┌────────
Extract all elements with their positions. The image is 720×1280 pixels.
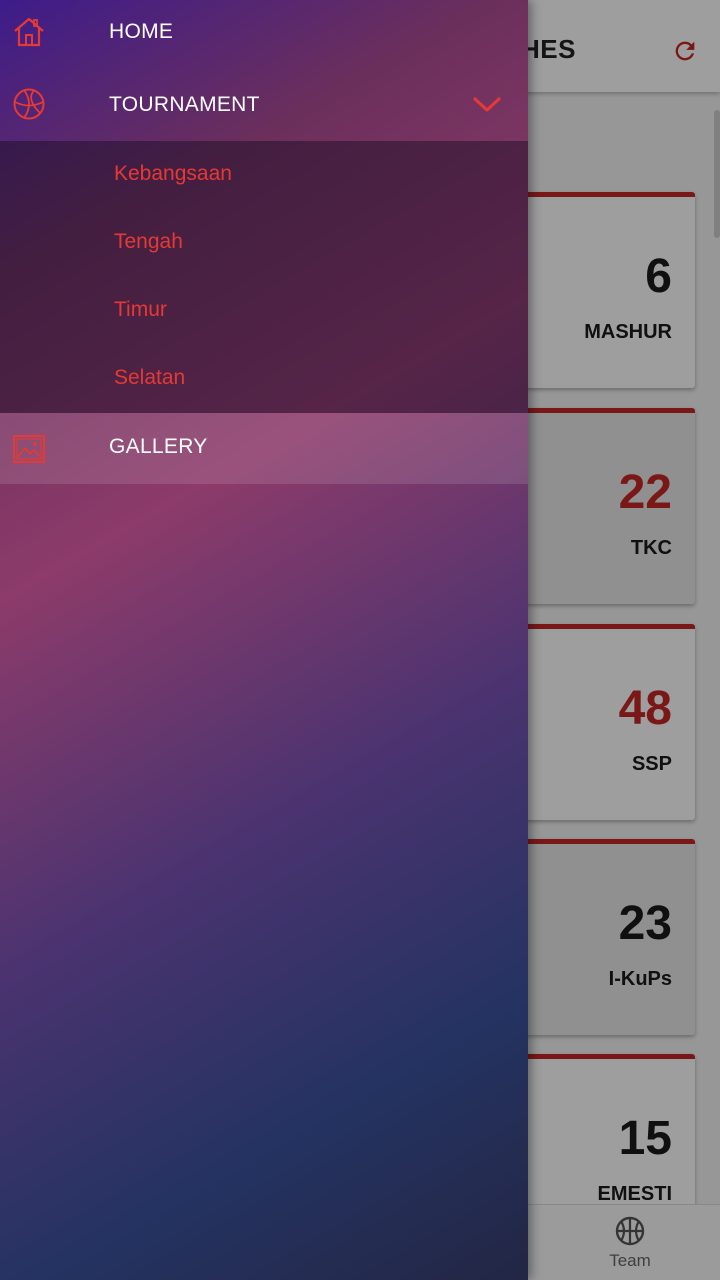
- chevron-down-icon[interactable]: [472, 95, 502, 115]
- drawer-item-tournament[interactable]: TOURNAMENT: [0, 68, 528, 140]
- submenu-item-timur[interactable]: Timur: [114, 298, 167, 322]
- drawer-item-home[interactable]: HOME: [0, 0, 528, 64]
- submenu-item-selatan[interactable]: Selatan: [114, 366, 185, 390]
- navigation-drawer: HOME TOURNAMENT Kebangsaan Tengah Timur …: [0, 0, 528, 1280]
- basketball-icon: [13, 88, 45, 120]
- drawer-item-gallery-label: GALLERY: [109, 435, 208, 458]
- drawer-item-home-label: HOME: [109, 20, 174, 43]
- submenu-item-tengah[interactable]: Tengah: [114, 230, 183, 254]
- tournament-submenu: Kebangsaan Tengah Timur Selatan: [0, 141, 528, 413]
- submenu-item-kebangsaan[interactable]: Kebangsaan: [114, 162, 232, 186]
- drawer-item-gallery[interactable]: GALLERY: [0, 413, 528, 484]
- home-icon: [14, 17, 44, 47]
- image-icon: [13, 435, 45, 463]
- drawer-item-tournament-label: TOURNAMENT: [109, 93, 260, 116]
└────────
### JOB
Find every line of the rows above that contains the string "drawer" and copy each one. Matching is case-sensitive.

### COMPLETED EXERCISE
- drawer-item-tournament[interactable]: TOURNAMENT: [0, 68, 528, 140]
- drawer-item-home[interactable]: HOME: [0, 0, 528, 64]
- navigation-drawer: HOME TOURNAMENT Kebangsaan Tengah Timur …: [0, 0, 528, 1280]
- drawer-item-gallery-label: GALLERY: [109, 435, 208, 458]
- drawer-item-home-label: HOME: [109, 20, 174, 43]
- drawer-item-gallery[interactable]: GALLERY: [0, 413, 528, 484]
- drawer-item-tournament-label: TOURNAMENT: [109, 93, 260, 116]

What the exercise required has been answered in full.